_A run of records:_
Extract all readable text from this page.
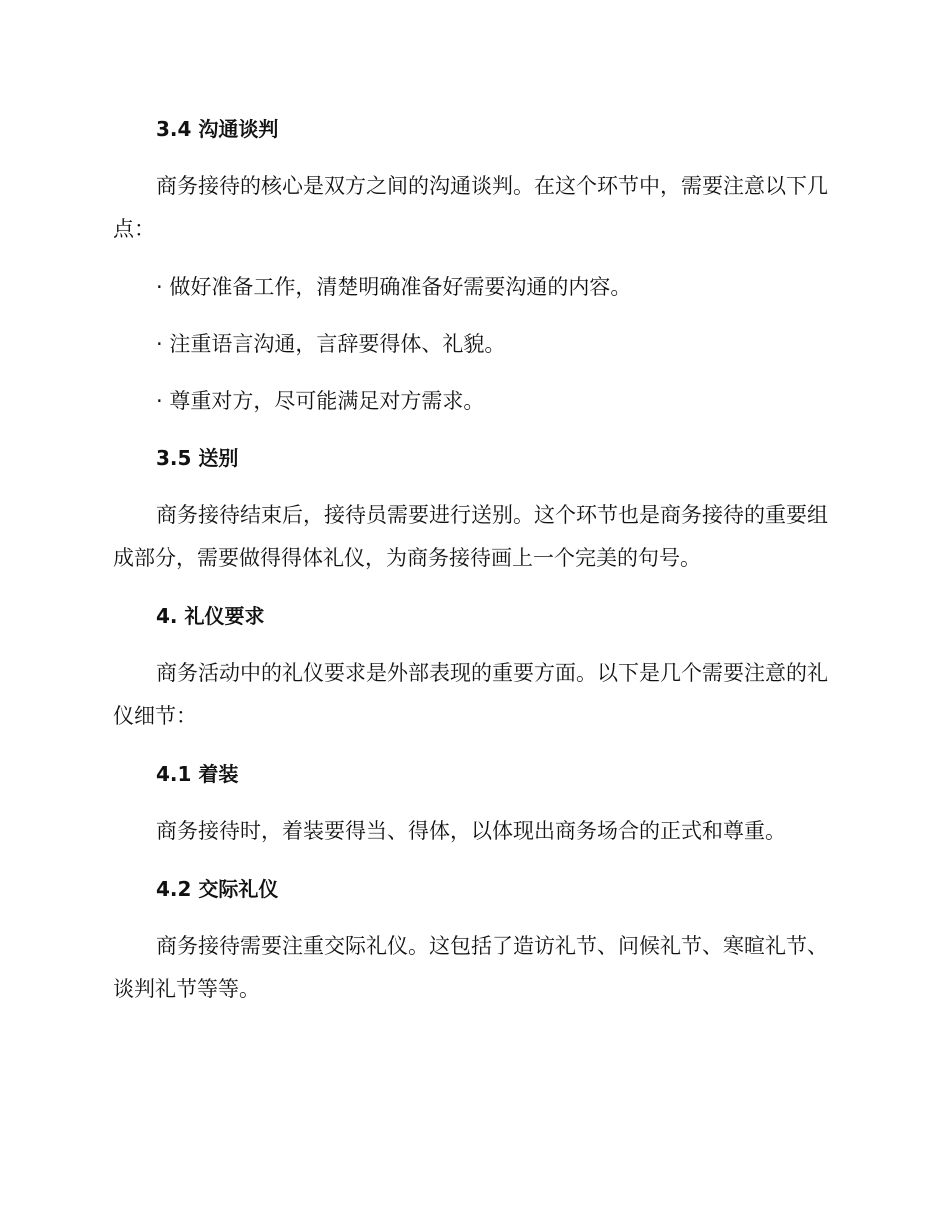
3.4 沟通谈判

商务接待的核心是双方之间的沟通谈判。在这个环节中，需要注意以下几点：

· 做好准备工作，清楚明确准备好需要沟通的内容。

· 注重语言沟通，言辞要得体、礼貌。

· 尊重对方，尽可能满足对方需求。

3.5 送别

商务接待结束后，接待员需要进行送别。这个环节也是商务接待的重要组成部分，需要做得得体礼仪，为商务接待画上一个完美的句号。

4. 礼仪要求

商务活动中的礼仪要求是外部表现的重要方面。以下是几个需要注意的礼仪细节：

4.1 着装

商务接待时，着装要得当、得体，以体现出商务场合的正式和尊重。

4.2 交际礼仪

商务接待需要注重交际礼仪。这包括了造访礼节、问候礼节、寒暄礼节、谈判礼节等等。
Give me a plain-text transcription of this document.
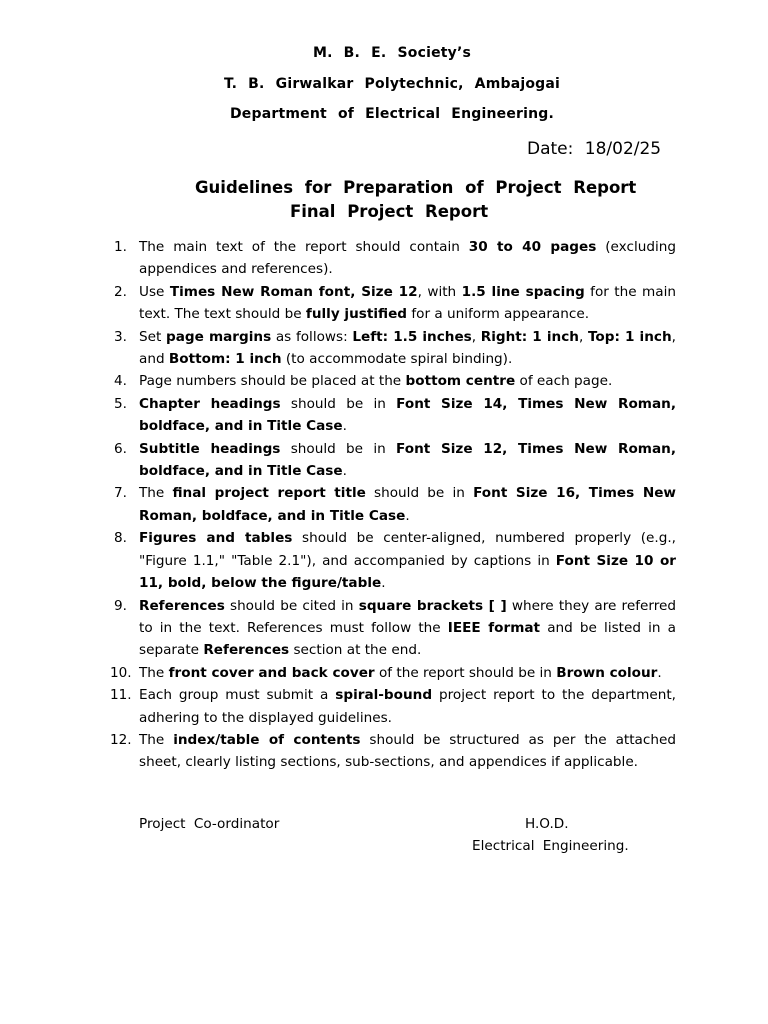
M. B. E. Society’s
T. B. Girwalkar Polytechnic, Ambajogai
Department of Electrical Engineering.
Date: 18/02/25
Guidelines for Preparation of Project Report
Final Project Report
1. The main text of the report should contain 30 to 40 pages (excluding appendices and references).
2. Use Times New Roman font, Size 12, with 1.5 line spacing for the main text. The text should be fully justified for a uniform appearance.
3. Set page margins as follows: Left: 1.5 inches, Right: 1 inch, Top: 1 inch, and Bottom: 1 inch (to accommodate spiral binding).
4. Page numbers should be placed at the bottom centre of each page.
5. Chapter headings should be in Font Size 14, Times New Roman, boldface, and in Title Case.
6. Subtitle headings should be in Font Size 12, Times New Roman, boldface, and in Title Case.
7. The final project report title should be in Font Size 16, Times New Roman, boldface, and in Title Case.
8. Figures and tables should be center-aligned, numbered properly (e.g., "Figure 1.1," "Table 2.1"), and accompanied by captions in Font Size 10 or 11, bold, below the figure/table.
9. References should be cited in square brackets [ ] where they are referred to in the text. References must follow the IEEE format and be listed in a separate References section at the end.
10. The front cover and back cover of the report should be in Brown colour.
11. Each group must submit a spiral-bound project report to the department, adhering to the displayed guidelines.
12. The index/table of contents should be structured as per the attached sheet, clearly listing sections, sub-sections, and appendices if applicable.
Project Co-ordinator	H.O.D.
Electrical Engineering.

* * *

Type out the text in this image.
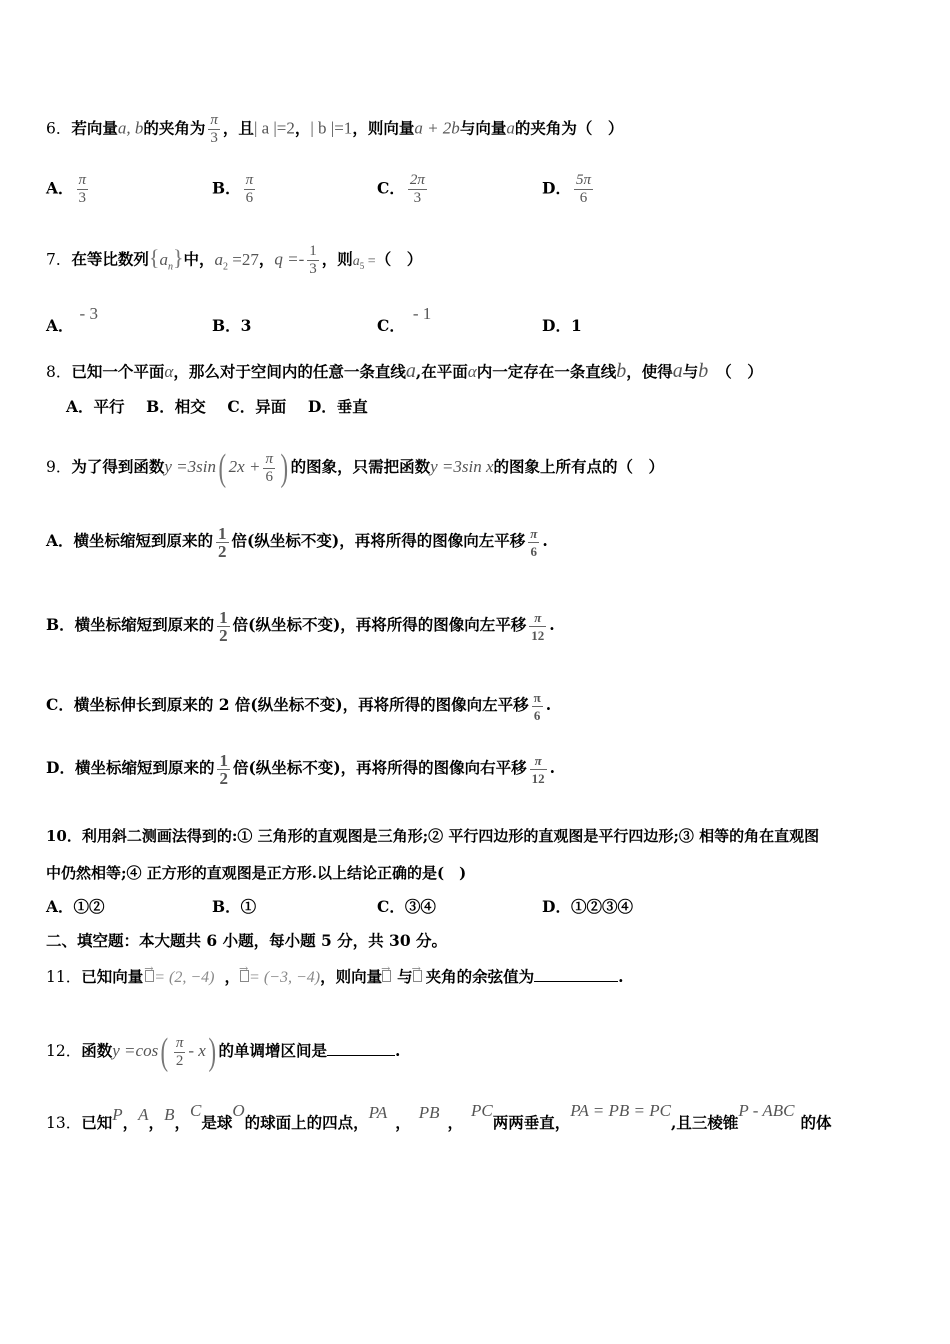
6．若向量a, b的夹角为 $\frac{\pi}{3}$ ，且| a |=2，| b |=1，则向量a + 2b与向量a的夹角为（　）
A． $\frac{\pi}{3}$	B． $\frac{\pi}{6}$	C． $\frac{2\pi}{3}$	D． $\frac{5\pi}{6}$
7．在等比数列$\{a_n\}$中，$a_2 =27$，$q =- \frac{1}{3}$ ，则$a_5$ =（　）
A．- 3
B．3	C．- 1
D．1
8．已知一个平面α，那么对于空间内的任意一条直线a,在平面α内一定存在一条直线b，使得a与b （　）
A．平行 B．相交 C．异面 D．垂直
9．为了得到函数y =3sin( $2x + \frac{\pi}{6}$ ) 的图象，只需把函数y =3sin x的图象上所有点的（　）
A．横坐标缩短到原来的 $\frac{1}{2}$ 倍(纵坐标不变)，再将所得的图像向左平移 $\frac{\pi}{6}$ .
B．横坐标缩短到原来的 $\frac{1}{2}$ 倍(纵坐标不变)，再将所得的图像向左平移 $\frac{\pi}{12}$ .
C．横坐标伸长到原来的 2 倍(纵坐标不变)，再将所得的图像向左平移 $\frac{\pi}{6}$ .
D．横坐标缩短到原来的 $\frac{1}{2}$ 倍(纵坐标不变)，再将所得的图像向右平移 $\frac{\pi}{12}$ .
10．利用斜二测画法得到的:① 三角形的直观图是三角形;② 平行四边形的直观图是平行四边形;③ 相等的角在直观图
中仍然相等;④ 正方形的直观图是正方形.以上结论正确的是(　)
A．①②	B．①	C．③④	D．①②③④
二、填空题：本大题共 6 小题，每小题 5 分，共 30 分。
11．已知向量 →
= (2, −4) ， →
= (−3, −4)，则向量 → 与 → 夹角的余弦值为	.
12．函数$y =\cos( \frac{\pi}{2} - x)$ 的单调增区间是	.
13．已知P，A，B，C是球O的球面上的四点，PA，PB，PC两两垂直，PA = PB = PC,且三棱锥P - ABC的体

...

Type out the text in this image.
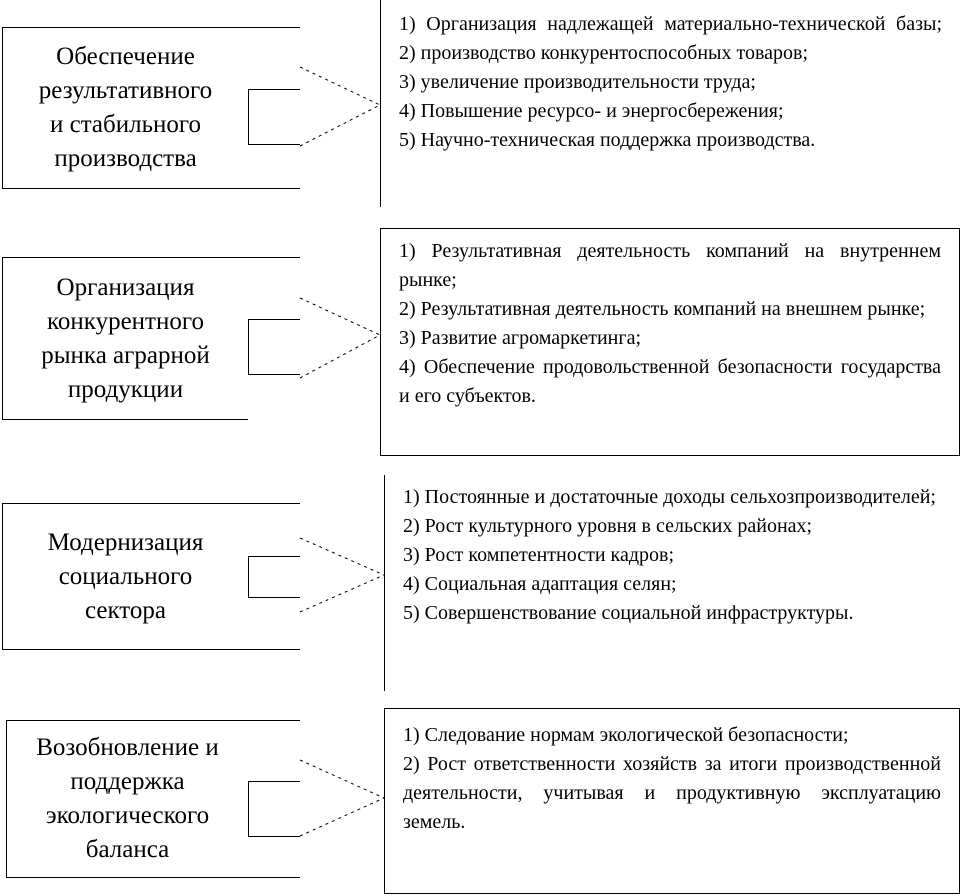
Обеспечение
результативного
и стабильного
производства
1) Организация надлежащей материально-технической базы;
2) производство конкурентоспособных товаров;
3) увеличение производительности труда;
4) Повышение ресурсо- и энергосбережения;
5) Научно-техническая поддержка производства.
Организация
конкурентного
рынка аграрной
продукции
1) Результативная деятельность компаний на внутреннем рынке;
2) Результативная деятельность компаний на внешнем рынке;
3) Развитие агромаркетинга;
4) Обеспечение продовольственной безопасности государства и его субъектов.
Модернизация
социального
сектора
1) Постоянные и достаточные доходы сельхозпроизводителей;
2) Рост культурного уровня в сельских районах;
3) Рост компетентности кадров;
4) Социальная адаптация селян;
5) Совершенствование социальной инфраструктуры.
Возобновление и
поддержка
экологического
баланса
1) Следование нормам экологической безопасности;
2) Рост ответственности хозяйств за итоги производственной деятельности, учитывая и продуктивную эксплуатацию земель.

_Task:_ Search the data above for the string "Engineering" and return every line that has it.

_Exercise output:_
Department of Electrical Engineering.
Electrical Engineering.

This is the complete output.